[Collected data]
* * * * * * *
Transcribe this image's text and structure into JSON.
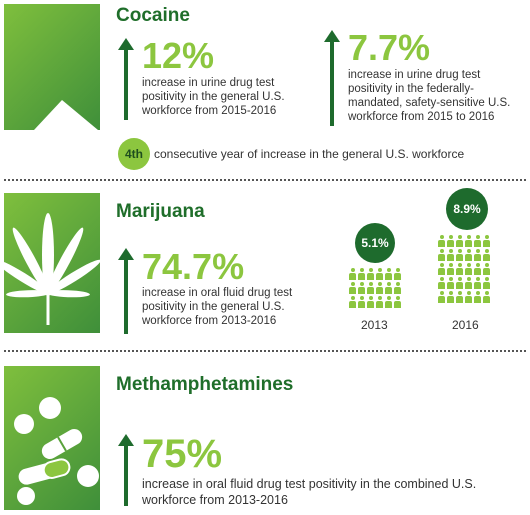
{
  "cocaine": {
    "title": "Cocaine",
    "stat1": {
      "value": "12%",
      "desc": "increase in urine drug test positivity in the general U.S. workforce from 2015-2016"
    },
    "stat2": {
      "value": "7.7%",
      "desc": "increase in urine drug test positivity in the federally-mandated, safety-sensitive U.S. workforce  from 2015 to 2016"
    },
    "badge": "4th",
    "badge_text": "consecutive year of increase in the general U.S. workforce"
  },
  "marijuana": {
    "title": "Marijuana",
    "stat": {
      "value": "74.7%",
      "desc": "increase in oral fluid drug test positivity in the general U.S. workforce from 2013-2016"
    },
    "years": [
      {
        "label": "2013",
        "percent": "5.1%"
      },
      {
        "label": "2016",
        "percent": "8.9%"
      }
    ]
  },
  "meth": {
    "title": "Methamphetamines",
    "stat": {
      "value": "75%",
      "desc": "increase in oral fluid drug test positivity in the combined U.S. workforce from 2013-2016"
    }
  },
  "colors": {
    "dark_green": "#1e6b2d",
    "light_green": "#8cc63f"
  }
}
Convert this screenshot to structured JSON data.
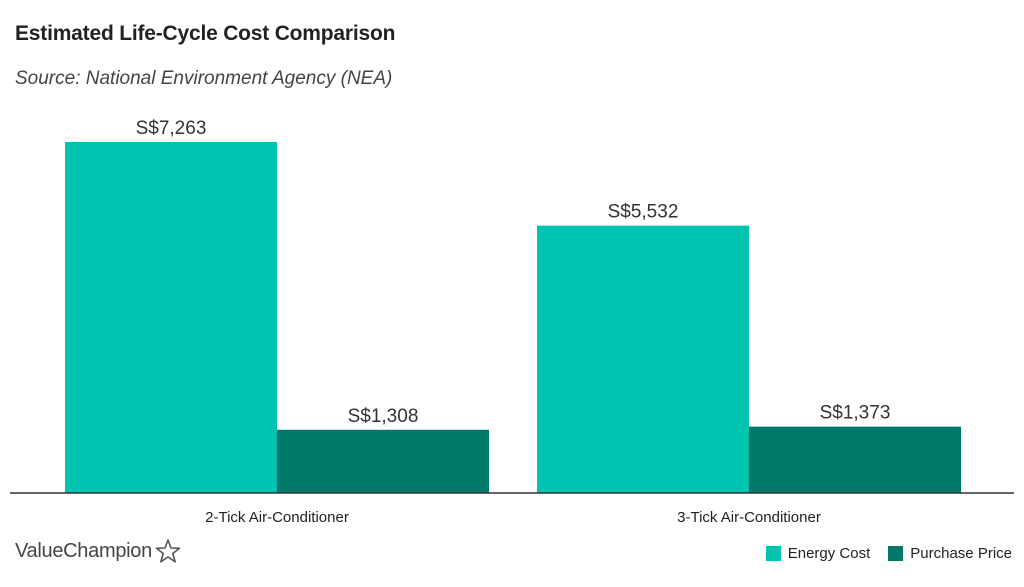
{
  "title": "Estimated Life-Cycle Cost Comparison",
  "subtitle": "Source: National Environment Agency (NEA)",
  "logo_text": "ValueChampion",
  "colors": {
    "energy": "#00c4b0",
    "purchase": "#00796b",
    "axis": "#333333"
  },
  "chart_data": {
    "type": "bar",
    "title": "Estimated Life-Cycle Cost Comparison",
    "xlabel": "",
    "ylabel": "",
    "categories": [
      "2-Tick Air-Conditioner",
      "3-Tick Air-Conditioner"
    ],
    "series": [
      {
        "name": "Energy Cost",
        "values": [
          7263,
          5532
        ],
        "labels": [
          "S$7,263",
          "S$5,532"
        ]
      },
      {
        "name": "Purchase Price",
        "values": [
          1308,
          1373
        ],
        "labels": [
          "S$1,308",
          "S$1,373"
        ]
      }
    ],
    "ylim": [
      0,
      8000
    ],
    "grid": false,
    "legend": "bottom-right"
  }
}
* * * * * * *
**What to produce**
Return each full line of the entries that contains the word "Cycle".

**Reply to the task**
  "title": "Estimated Life-Cycle Cost Comparison",
    "title": "Estimated Life-Cycle Cost Comparison",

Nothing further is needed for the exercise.